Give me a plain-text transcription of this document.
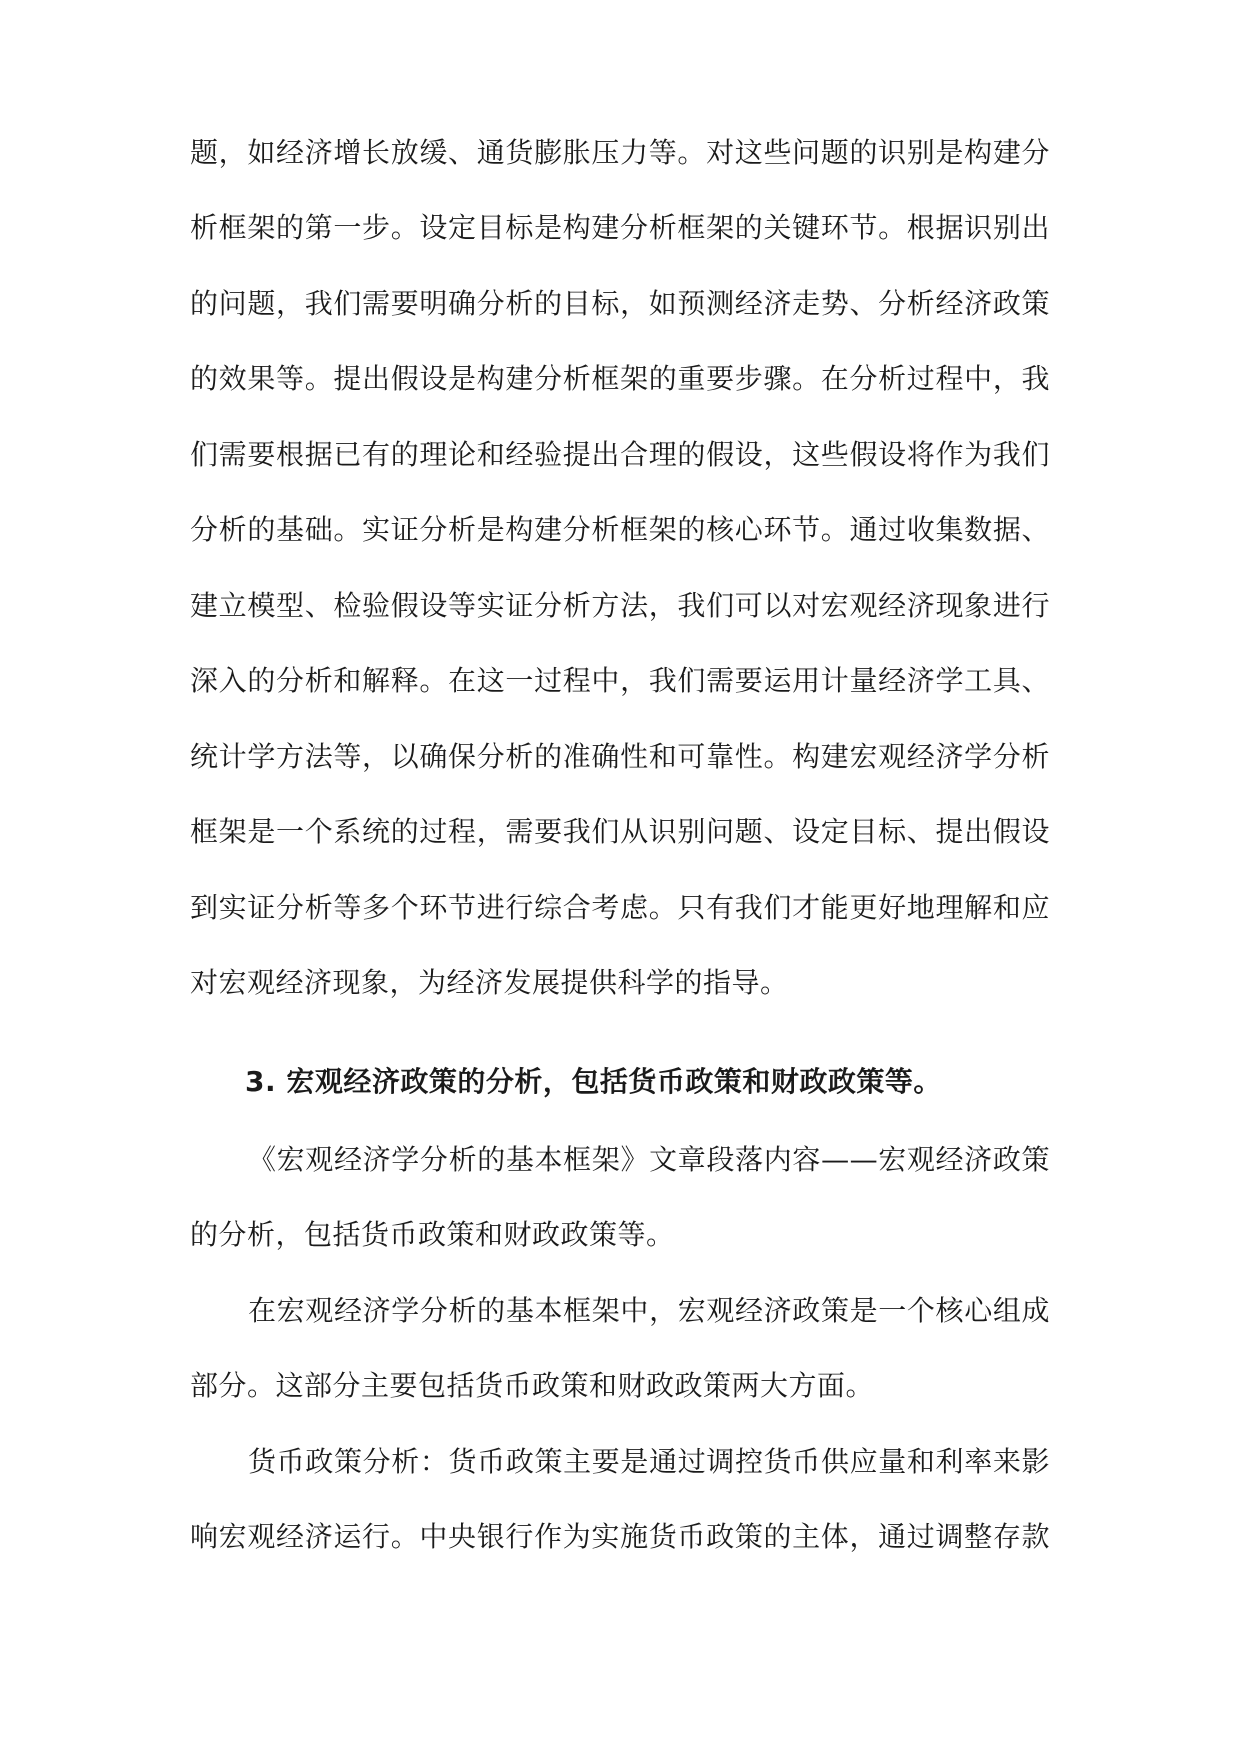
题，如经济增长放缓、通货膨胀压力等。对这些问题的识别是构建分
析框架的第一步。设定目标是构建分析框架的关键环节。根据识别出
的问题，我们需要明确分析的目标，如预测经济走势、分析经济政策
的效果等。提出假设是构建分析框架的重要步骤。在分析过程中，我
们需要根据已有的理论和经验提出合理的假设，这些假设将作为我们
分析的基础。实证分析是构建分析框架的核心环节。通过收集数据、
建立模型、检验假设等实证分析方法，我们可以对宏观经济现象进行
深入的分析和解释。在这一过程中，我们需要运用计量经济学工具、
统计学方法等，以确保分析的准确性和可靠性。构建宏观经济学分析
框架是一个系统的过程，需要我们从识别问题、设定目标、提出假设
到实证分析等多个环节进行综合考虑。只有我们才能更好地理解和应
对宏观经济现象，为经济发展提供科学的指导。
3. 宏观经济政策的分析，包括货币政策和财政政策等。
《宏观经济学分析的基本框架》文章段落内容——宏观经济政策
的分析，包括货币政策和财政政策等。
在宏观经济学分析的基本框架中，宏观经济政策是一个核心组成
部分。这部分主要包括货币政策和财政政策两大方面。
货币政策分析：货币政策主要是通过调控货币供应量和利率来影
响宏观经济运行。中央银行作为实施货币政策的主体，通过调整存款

####

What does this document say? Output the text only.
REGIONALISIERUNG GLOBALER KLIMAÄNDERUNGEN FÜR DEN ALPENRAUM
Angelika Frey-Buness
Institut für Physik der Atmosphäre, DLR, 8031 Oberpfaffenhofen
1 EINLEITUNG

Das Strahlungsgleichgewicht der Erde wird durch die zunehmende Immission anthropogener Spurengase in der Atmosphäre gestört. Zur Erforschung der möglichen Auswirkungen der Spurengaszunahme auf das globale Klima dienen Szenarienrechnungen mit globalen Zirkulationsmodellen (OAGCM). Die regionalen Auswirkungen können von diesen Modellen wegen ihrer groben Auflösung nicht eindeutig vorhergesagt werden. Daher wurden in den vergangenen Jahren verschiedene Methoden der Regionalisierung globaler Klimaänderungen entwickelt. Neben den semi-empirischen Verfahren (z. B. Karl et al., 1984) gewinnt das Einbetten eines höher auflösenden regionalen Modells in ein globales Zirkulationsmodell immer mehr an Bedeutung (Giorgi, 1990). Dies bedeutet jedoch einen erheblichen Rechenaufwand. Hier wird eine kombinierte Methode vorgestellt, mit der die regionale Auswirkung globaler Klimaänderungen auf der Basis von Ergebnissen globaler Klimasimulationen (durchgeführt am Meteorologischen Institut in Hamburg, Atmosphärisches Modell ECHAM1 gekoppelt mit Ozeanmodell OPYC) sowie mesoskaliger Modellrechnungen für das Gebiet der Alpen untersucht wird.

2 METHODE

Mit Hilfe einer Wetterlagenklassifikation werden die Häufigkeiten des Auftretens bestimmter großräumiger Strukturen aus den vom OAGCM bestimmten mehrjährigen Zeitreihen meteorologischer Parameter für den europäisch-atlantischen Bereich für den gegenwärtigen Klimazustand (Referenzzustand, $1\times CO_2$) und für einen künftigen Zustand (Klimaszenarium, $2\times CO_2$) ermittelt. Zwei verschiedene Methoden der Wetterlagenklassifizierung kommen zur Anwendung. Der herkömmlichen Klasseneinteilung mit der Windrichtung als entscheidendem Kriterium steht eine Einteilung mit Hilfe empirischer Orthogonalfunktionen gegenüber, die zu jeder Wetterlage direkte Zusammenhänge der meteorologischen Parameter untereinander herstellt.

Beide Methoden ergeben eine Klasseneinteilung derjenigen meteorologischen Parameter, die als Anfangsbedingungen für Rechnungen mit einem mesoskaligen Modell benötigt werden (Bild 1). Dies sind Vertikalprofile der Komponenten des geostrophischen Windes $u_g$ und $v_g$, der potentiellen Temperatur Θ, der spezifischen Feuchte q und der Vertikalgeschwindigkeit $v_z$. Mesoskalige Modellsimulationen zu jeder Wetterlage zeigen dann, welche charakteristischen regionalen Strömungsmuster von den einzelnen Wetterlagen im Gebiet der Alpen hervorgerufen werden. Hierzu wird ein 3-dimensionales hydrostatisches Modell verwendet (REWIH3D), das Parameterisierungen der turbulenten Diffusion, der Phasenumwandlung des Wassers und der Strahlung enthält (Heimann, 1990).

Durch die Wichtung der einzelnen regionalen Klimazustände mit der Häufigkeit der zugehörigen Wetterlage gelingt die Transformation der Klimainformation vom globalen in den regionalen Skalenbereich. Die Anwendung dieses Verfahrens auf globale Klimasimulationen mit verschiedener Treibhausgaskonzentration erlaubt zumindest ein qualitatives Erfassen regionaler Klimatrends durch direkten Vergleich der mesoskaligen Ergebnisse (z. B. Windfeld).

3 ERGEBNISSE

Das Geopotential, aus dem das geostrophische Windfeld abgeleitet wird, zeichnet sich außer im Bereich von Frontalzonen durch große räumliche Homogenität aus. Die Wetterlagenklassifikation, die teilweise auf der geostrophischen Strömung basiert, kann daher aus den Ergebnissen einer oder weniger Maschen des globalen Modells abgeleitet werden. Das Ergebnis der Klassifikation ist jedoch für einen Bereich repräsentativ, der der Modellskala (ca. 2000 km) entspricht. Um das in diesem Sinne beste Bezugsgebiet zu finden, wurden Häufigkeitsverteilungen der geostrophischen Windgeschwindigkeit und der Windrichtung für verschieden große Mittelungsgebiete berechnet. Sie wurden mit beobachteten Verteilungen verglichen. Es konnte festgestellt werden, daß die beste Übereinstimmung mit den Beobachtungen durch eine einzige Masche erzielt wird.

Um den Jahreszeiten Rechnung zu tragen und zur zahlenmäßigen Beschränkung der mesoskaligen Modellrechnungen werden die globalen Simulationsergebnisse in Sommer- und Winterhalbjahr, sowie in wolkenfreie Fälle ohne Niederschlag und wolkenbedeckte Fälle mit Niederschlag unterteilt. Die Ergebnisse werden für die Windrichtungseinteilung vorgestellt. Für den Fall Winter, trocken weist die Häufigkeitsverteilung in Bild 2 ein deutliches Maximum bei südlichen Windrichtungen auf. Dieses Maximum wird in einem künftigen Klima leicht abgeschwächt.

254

####

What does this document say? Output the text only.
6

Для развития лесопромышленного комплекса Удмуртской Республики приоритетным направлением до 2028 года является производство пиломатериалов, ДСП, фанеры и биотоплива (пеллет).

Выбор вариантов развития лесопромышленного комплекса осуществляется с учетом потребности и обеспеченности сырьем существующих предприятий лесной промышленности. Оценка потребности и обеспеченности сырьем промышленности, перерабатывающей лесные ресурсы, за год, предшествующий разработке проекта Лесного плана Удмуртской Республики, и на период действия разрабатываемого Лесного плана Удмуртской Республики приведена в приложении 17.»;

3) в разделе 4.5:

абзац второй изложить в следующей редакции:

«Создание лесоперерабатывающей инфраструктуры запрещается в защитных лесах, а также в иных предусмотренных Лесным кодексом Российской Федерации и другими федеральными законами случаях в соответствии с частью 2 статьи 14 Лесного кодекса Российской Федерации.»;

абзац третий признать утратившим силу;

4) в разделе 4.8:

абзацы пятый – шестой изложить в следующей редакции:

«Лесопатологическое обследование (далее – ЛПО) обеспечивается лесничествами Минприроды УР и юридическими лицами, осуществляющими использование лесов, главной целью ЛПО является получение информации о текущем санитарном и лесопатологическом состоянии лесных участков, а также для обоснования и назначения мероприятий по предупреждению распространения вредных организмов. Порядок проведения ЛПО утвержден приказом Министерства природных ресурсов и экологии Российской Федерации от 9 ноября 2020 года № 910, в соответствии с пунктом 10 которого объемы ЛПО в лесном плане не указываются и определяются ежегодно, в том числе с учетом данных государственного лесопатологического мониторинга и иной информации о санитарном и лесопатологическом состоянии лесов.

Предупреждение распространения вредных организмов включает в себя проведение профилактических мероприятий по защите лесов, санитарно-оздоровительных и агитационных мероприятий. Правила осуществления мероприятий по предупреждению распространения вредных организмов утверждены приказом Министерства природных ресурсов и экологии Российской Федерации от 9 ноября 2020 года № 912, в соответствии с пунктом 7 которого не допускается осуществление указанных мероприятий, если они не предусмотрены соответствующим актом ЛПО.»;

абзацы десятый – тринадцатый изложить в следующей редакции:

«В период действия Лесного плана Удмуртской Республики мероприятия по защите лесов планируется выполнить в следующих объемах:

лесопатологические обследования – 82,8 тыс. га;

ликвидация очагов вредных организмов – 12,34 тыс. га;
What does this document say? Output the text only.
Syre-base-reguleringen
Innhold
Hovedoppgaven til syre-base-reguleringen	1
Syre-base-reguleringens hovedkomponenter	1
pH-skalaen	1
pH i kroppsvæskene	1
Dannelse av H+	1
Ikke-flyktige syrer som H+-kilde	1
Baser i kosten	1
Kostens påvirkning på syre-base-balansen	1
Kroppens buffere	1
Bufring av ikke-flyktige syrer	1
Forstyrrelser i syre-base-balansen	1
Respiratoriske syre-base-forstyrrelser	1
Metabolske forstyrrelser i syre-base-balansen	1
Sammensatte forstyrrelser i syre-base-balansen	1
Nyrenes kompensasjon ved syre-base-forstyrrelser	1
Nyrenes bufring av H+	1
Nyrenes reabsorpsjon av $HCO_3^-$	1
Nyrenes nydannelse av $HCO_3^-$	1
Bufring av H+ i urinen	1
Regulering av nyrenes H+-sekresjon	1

####

Aim: Collect from the data above every line that includes "flyktige".

Worked answer:
Ikke-flyktige syrer som H+-kilde	1
Bufring av ikke-flyktige syrer	1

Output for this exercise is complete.